#### [THE REQUEST]
Restate the whole listing word for word. Pictures are left out.

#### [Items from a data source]
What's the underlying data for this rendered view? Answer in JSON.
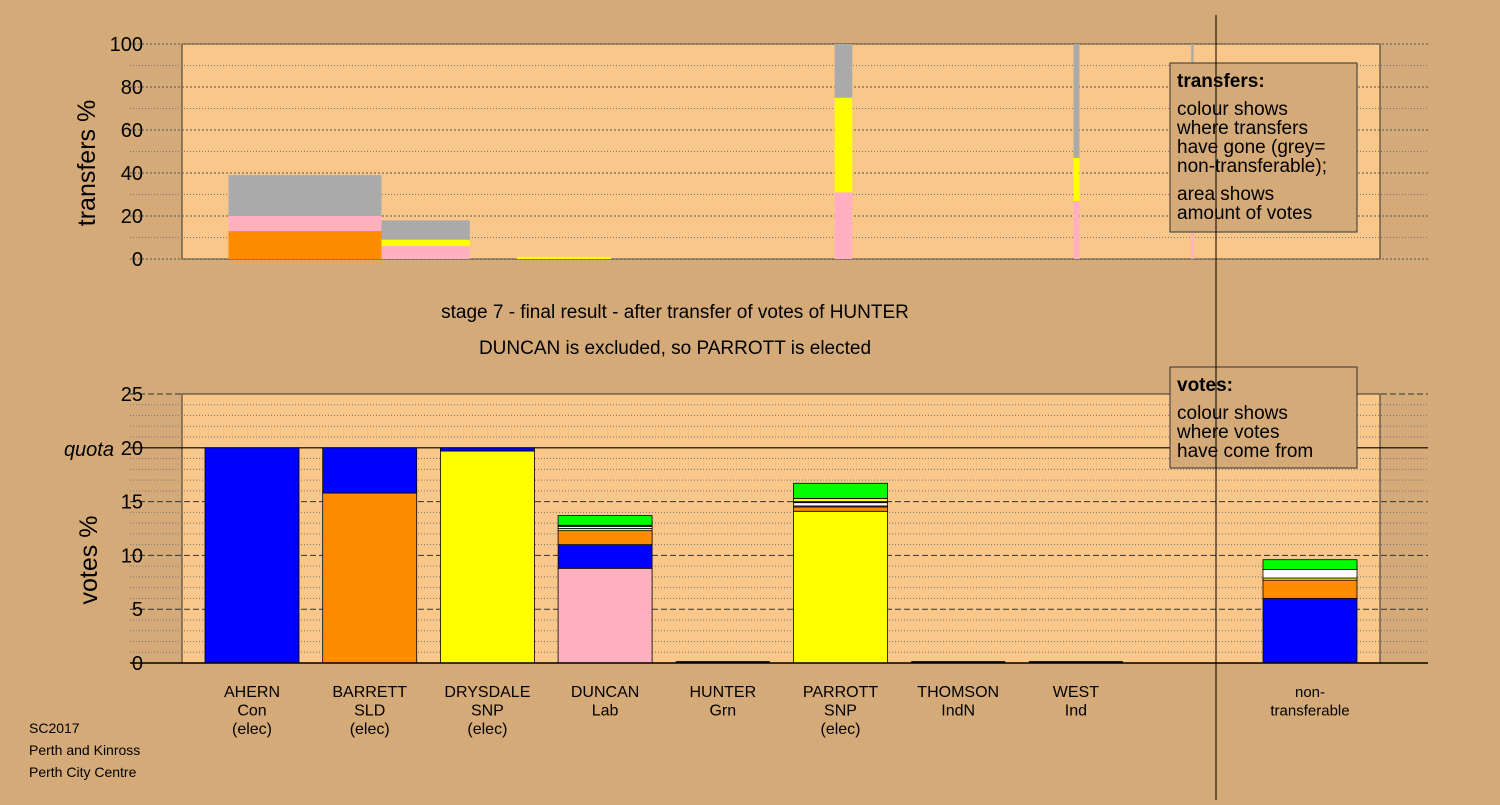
{
  "colors": {
    "background": "#d4aa78",
    "plot_area": "#ffcc8c",
    "Con": "#0000ff",
    "SLD": "#ff8c00",
    "SNP": "#ffff00",
    "Lab": "#ffb0c0",
    "Grn": "#00ff00",
    "IndN": "#ffffff",
    "Ind": "#000000",
    "non-transferable": "#aaaaaa"
  },
  "titles": {
    "line1": "stage 7 - final result - after transfer of votes of HUNTER",
    "line2": "DUNCAN is excluded, so PARROTT is elected"
  },
  "legend_top": {
    "heading": "transfers:",
    "lines_a": [
      "colour shows",
      "where transfers",
      "have gone (grey=",
      "non-transferable);"
    ],
    "lines_b": [
      "area shows",
      "amount of votes"
    ]
  },
  "legend_bottom": {
    "heading": "votes:",
    "lines": [
      "colour shows",
      "where votes",
      "have come from"
    ]
  },
  "quota_label": "quota",
  "footer": [
    "SC2017",
    "Perth and Kinross",
    "Perth City Centre"
  ],
  "chart_data": [
    {
      "type": "bar",
      "name": "transfers",
      "ylabel": "transfers %",
      "ylim": [
        0,
        100
      ],
      "yticks": [
        0,
        20,
        40,
        60,
        80,
        100
      ],
      "grid": "dotted every 10",
      "bars": [
        {
          "x_from": -0.2,
          "x_to": 1.1,
          "segments": [
            {
              "party": "SLD",
              "value": 13
            },
            {
              "party": "Lab",
              "value": 7
            },
            {
              "party": "non-transferable",
              "value": 19
            }
          ]
        },
        {
          "x_from": 1.1,
          "x_to": 1.85,
          "segments": [
            {
              "party": "Lab",
              "value": 6
            },
            {
              "party": "SNP",
              "value": 3
            },
            {
              "party": "non-transferable",
              "value": 9
            }
          ]
        },
        {
          "x_from": 2.25,
          "x_to": 3.05,
          "segments": [
            {
              "party": "SNP",
              "value": 1
            }
          ]
        },
        {
          "x_from": 4.95,
          "x_to": 5.1,
          "segments": [
            {
              "party": "Lab",
              "value": 31
            },
            {
              "party": "SNP",
              "value": 44
            },
            {
              "party": "non-transferable",
              "value": 25
            }
          ]
        },
        {
          "x_from": 6.98,
          "x_to": 7.03,
          "segments": [
            {
              "party": "Lab",
              "value": 27
            },
            {
              "party": "SNP",
              "value": 20
            },
            {
              "party": "non-transferable",
              "value": 53
            }
          ]
        },
        {
          "x_from": 7.98,
          "x_to": 8.0,
          "segments": [
            {
              "party": "Lab",
              "value": 18
            },
            {
              "party": "SNP",
              "value": 10
            },
            {
              "party": "non-transferable",
              "value": 72
            }
          ]
        }
      ]
    },
    {
      "type": "bar",
      "name": "votes",
      "ylabel": "votes %",
      "ylim": [
        0,
        25
      ],
      "yticks": [
        0,
        5,
        10,
        15,
        20,
        25
      ],
      "quota": 20,
      "grid": "dashed every 5, dotted every 1",
      "categories": [
        {
          "lines": [
            "AHERN",
            "Con",
            "(elec)"
          ],
          "segments": [
            {
              "party": "Con",
              "value": 20
            }
          ]
        },
        {
          "lines": [
            "BARRETT",
            "SLD",
            "(elec)"
          ],
          "segments": [
            {
              "party": "SLD",
              "value": 15.8
            },
            {
              "party": "Con",
              "value": 4.2
            }
          ]
        },
        {
          "lines": [
            "DRYSDALE",
            "SNP",
            "(elec)"
          ],
          "segments": [
            {
              "party": "SNP",
              "value": 19.7
            },
            {
              "party": "Con",
              "value": 0.3
            }
          ]
        },
        {
          "lines": [
            "DUNCAN",
            "Lab"
          ],
          "segments": [
            {
              "party": "Lab",
              "value": 8.8
            },
            {
              "party": "Con",
              "value": 2.2
            },
            {
              "party": "SLD",
              "value": 1.3
            },
            {
              "party": "SNP",
              "value": 0.2
            },
            {
              "party": "IndN",
              "value": 0.2
            },
            {
              "party": "Ind",
              "value": 0.1
            },
            {
              "party": "Grn",
              "value": 0.9
            }
          ]
        },
        {
          "lines": [
            "HUNTER",
            "Grn"
          ],
          "segments": []
        },
        {
          "lines": [
            "PARROTT",
            "SNP",
            "(elec)"
          ],
          "segments": [
            {
              "party": "SNP",
              "value": 14.1
            },
            {
              "party": "SLD",
              "value": 0.4
            },
            {
              "party": "Lab",
              "value": 0.1
            },
            {
              "party": "IndN",
              "value": 0.3
            },
            {
              "party": "Ind",
              "value": 0.1
            },
            {
              "party": "SNP",
              "value": 0.3
            },
            {
              "party": "Grn",
              "value": 1.4
            }
          ]
        },
        {
          "lines": [
            "THOMSON",
            "IndN"
          ],
          "segments": []
        },
        {
          "lines": [
            "WEST",
            "Ind"
          ],
          "segments": []
        },
        {
          "lines": [
            "non-",
            "transferable"
          ],
          "segments": [
            {
              "party": "Con",
              "value": 6.0
            },
            {
              "party": "SLD",
              "value": 1.7
            },
            {
              "party": "SNP",
              "value": 0.2
            },
            {
              "party": "IndN",
              "value": 0.8
            },
            {
              "party": "Grn",
              "value": 0.9
            }
          ]
        }
      ]
    }
  ]
}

#### [FINAL RESULT]
What's the underlying data for this rendered view? Answer in JSON.
{
  "colors": {
    "background": "#d4aa78",
    "plot_area": "#ffcc8c",
    "Con": "#0000ff",
    "SLD": "#ff8c00",
    "SNP": "#ffff00",
    "Lab": "#ffb0c0",
    "Grn": "#00ff00",
    "IndN": "#ffffff",
    "Ind": "#000000",
    "non-transferable": "#aaaaaa"
  },
  "titles": {
    "line1": "stage 7 - final result - after transfer of votes of HUNTER",
    "line2": "DUNCAN is excluded, so PARROTT is elected"
  },
  "legend_top": {
    "heading": "transfers:",
    "lines_a": [
      "colour shows",
      "where transfers",
      "have gone (grey=",
      "non-transferable);"
    ],
    "lines_b": [
      "area shows",
      "amount of votes"
    ]
  },
  "legend_bottom": {
    "heading": "votes:",
    "lines": [
      "colour shows",
      "where votes",
      "have come from"
    ]
  },
  "quota_label": "quota",
  "footer": [
    "SC2017",
    "Perth and Kinross",
    "Perth City Centre"
  ],
  "chart_data": [
    {
      "type": "bar",
      "name": "transfers",
      "ylabel": "transfers %",
      "ylim": [
        0,
        100
      ],
      "yticks": [
        0,
        20,
        40,
        60,
        80,
        100
      ],
      "grid": "dotted every 10",
      "bars": [
        {
          "x_from": -0.2,
          "x_to": 1.1,
          "segments": [
            {
              "party": "SLD",
              "value": 13
            },
            {
              "party": "Lab",
              "value": 7
            },
            {
              "party": "non-transferable",
              "value": 19
            }
          ]
        },
        {
          "x_from": 1.1,
          "x_to": 1.85,
          "segments": [
            {
              "party": "Lab",
              "value": 6
            },
            {
              "party": "SNP",
              "value": 3
            },
            {
              "party": "non-transferable",
              "value": 9
            }
          ]
        },
        {
          "x_from": 2.25,
          "x_to": 3.05,
          "segments": [
            {
              "party": "SNP",
              "value": 1
            }
          ]
        },
        {
          "x_from": 4.95,
          "x_to": 5.1,
          "segments": [
            {
              "party": "Lab",
              "value": 31
            },
            {
              "party": "SNP",
              "value": 44
            },
            {
              "party": "non-transferable",
              "value": 25
            }
          ]
        },
        {
          "x_from": 6.98,
          "x_to": 7.03,
          "segments": [
            {
              "party": "Lab",
              "value": 27
            },
            {
              "party": "SNP",
              "value": 20
            },
            {
              "party": "non-transferable",
              "value": 53
            }
          ]
        },
        {
          "x_from": 7.98,
          "x_to": 8.0,
          "segments": [
            {
              "party": "Lab",
              "value": 18
            },
            {
              "party": "SNP",
              "value": 10
            },
            {
              "party": "non-transferable",
              "value": 72
            }
          ]
        }
      ]
    },
    {
      "type": "bar",
      "name": "votes",
      "ylabel": "votes %",
      "ylim": [
        0,
        25
      ],
      "yticks": [
        0,
        5,
        10,
        15,
        20,
        25
      ],
      "quota": 20,
      "grid": "dashed every 5, dotted every 1",
      "categories": [
        {
          "lines": [
            "AHERN",
            "Con",
            "(elec)"
          ],
          "segments": [
            {
              "party": "Con",
              "value": 20
            }
          ]
        },
        {
          "lines": [
            "BARRETT",
            "SLD",
            "(elec)"
          ],
          "segments": [
            {
              "party": "SLD",
              "value": 15.8
            },
            {
              "party": "Con",
              "value": 4.2
            }
          ]
        },
        {
          "lines": [
            "DRYSDALE",
            "SNP",
            "(elec)"
          ],
          "segments": [
            {
              "party": "SNP",
              "value": 19.7
            },
            {
              "party": "Con",
              "value": 0.3
            }
          ]
        },
        {
          "lines": [
            "DUNCAN",
            "Lab"
          ],
          "segments": [
            {
              "party": "Lab",
              "value": 8.8
            },
            {
              "party": "Con",
              "value": 2.2
            },
            {
              "party": "SLD",
              "value": 1.3
            },
            {
              "party": "SNP",
              "value": 0.2
            },
            {
              "party": "IndN",
              "value": 0.2
            },
            {
              "party": "Ind",
              "value": 0.1
            },
            {
              "party": "Grn",
              "value": 0.9
            }
          ]
        },
        {
          "lines": [
            "HUNTER",
            "Grn"
          ],
          "segments": []
        },
        {
          "lines": [
            "PARROTT",
            "SNP",
            "(elec)"
          ],
          "segments": [
            {
              "party": "SNP",
              "value": 14.1
            },
            {
              "party": "SLD",
              "value": 0.4
            },
            {
              "party": "Lab",
              "value": 0.1
            },
            {
              "party": "IndN",
              "value": 0.3
            },
            {
              "party": "Ind",
              "value": 0.1
            },
            {
              "party": "SNP",
              "value": 0.3
            },
            {
              "party": "Grn",
              "value": 1.4
            }
          ]
        },
        {
          "lines": [
            "THOMSON",
            "IndN"
          ],
          "segments": []
        },
        {
          "lines": [
            "WEST",
            "Ind"
          ],
          "segments": []
        },
        {
          "lines": [
            "non-",
            "transferable"
          ],
          "segments": [
            {
              "party": "Con",
              "value": 6.0
            },
            {
              "party": "SLD",
              "value": 1.7
            },
            {
              "party": "SNP",
              "value": 0.2
            },
            {
              "party": "IndN",
              "value": 0.8
            },
            {
              "party": "Grn",
              "value": 0.9
            }
          ]
        }
      ]
    }
  ]
}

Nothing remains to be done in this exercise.